Wherever the word "screenshot" turns up in a line of the entries, copy that line.

____ Record set

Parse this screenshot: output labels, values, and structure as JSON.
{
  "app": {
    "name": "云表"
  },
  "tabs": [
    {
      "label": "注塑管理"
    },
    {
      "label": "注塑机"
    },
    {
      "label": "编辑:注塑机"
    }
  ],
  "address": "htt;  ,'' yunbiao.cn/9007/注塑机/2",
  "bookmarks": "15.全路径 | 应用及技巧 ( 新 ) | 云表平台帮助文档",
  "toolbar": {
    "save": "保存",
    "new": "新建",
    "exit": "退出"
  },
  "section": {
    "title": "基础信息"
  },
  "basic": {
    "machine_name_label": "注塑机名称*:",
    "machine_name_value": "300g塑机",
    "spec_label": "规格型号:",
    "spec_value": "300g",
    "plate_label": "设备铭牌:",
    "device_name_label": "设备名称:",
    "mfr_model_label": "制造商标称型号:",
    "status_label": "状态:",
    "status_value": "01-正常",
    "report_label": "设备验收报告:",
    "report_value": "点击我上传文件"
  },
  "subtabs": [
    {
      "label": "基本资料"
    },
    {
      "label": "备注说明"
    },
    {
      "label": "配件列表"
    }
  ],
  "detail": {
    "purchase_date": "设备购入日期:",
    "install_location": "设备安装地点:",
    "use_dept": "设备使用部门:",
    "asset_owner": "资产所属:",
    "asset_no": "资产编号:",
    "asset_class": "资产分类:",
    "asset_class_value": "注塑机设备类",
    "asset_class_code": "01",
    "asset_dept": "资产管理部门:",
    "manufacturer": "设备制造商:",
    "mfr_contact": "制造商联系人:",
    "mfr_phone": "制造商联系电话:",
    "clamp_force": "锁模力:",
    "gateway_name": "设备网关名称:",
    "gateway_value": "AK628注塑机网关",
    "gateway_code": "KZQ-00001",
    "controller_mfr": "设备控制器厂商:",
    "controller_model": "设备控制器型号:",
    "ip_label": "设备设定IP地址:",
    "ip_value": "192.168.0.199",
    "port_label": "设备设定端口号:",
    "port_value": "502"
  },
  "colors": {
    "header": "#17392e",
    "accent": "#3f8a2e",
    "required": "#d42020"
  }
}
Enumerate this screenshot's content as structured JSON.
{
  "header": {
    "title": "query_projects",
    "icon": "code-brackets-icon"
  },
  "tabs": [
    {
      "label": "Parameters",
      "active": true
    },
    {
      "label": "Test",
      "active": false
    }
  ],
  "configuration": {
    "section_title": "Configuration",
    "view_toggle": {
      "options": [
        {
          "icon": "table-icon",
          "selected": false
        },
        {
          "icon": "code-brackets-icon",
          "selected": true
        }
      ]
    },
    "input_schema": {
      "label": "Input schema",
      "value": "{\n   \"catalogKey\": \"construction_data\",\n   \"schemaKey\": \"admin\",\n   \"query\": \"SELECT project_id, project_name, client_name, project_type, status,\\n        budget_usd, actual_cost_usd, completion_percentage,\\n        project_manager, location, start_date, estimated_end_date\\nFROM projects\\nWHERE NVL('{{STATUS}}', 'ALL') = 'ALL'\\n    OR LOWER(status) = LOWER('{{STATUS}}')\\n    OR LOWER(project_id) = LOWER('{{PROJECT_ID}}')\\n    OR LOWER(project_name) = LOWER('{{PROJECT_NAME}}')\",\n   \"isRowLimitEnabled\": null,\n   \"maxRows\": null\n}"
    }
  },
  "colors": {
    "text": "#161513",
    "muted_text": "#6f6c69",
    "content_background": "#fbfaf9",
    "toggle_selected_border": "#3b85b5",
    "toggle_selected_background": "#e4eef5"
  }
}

________

### Result
Parse this screenshot: output labels, values, and structure as JSON.
Enumerate this screenshot's content as structured JSON.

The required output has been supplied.